In the material below, list every line carrying the string "برآورد".

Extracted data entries
────────────────

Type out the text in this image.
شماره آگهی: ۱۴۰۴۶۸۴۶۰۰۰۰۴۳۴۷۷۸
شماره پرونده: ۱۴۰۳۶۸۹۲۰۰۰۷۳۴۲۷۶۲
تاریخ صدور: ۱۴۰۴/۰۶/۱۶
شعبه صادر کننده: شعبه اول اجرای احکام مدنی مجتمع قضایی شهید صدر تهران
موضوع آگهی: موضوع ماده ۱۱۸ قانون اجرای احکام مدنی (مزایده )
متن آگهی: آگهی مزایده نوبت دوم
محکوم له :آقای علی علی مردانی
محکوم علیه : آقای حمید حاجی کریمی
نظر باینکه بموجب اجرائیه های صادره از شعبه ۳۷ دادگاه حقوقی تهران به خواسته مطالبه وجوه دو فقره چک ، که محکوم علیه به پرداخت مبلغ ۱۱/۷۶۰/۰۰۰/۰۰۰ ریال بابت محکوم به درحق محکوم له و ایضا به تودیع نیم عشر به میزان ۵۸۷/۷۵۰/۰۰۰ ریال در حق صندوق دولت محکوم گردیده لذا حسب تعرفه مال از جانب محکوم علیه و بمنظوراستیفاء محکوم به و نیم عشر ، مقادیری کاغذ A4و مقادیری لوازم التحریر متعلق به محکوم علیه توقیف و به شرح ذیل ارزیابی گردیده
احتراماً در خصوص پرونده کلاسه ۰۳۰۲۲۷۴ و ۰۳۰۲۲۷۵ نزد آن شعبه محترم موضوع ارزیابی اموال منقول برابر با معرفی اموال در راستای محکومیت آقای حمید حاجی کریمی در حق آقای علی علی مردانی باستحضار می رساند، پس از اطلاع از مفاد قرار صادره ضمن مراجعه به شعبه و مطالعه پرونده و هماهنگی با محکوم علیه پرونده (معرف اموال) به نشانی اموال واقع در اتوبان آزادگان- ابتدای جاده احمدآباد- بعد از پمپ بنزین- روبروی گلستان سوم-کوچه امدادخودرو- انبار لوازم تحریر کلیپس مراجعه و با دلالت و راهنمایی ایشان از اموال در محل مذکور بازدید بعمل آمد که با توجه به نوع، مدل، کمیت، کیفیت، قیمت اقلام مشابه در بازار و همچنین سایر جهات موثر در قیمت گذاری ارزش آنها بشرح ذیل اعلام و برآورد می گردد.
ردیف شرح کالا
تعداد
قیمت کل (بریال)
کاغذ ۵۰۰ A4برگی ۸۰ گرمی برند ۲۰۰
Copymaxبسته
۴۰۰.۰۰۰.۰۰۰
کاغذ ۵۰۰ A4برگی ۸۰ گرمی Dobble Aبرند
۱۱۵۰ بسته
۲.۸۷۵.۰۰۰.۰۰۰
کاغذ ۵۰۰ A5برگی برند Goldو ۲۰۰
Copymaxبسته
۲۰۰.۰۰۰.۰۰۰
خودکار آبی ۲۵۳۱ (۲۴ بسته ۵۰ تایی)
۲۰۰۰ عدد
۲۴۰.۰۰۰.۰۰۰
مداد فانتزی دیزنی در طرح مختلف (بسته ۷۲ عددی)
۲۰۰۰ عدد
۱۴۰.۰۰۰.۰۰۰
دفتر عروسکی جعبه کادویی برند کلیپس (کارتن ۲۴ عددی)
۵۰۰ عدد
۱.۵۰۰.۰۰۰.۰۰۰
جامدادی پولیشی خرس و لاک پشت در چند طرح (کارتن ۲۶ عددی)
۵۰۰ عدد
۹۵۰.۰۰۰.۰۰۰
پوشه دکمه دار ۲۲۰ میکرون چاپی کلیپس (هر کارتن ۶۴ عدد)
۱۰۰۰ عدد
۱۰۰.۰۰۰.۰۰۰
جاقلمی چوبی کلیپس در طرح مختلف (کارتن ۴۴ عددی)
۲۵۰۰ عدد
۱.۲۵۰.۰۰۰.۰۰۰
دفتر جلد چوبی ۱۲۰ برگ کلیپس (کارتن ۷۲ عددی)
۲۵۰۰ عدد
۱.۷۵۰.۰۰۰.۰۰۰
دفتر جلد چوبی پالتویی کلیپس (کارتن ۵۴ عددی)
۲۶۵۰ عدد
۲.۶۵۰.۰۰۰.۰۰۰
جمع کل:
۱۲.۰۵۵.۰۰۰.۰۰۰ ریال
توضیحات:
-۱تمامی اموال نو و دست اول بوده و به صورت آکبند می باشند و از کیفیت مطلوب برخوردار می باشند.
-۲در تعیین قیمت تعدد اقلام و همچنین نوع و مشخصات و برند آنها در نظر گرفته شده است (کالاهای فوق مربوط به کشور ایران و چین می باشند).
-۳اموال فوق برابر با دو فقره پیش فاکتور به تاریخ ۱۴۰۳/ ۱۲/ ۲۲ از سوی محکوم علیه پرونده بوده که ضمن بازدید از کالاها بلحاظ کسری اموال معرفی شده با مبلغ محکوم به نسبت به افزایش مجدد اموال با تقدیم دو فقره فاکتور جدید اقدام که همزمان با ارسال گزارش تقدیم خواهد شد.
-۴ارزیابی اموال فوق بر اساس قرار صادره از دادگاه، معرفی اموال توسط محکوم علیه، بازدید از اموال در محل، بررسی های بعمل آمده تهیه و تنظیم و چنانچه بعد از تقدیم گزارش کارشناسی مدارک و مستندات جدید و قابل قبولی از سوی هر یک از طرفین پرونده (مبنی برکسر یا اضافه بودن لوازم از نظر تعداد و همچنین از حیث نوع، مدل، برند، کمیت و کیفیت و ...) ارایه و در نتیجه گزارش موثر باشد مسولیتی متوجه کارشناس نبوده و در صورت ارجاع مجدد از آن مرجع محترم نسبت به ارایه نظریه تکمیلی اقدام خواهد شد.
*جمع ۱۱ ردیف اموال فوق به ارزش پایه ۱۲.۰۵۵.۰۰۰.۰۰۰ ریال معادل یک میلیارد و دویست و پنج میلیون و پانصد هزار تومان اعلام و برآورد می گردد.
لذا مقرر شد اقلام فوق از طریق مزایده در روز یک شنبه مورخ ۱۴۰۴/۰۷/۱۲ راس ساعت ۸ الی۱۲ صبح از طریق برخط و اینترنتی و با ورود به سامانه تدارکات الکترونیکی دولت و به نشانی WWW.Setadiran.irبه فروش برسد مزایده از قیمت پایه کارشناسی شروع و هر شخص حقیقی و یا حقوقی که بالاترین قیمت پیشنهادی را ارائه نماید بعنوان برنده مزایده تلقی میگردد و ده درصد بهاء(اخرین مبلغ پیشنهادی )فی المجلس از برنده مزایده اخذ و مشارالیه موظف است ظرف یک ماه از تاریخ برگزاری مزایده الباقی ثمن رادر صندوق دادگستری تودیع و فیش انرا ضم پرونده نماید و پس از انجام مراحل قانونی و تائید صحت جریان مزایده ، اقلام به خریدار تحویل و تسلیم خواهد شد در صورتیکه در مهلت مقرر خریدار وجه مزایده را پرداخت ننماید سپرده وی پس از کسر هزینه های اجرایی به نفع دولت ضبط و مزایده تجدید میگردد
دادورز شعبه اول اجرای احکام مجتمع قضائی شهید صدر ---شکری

────────────────

→ **Output for this exercise**:
احتراماً در خصوص پرونده کلاسه ۰۳۰۲۲۷۴ و ۰۳۰۲۲۷۵ نزد آن شعبه محترم موضوع ارزیابی اموال منقول برابر با معرفی اموال در راستای محکومیت آقای حمید حاجی کریمی در حق آقای علی علی مردانی باستحضار می رساند، پس از اطلاع از مفاد قرار صادره ضمن مراجعه به شعبه و مطالعه پرونده و هماهنگی با محکوم علیه پرونده (معرف اموال) به نشانی اموال واقع در اتوبان آزادگان- ابتدای جاده احمدآباد- بعد از پمپ بنزین- روبروی گلستان سوم-کوچه امدادخودرو- انبار لوازم تحریر کلیپس مراجعه و با دلالت و راهنمایی ایشان از اموال در محل مذکور بازدید بعمل آمد که با توجه به نوع، مدل، کمیت، کیفیت، قیمت اقلام مشابه در بازار و همچنین سایر جهات موثر در قیمت گذاری ارزش آنها بشرح ذیل اعلام و برآورد می گردد.
*جمع ۱۱ ردیف اموال فوق به ارزش پایه ۱۲.۰۵۵.۰۰۰.۰۰۰ ریال معادل یک میلیارد و دویست و پنج میلیون و پانصد هزار تومان اعلام و برآورد می گردد.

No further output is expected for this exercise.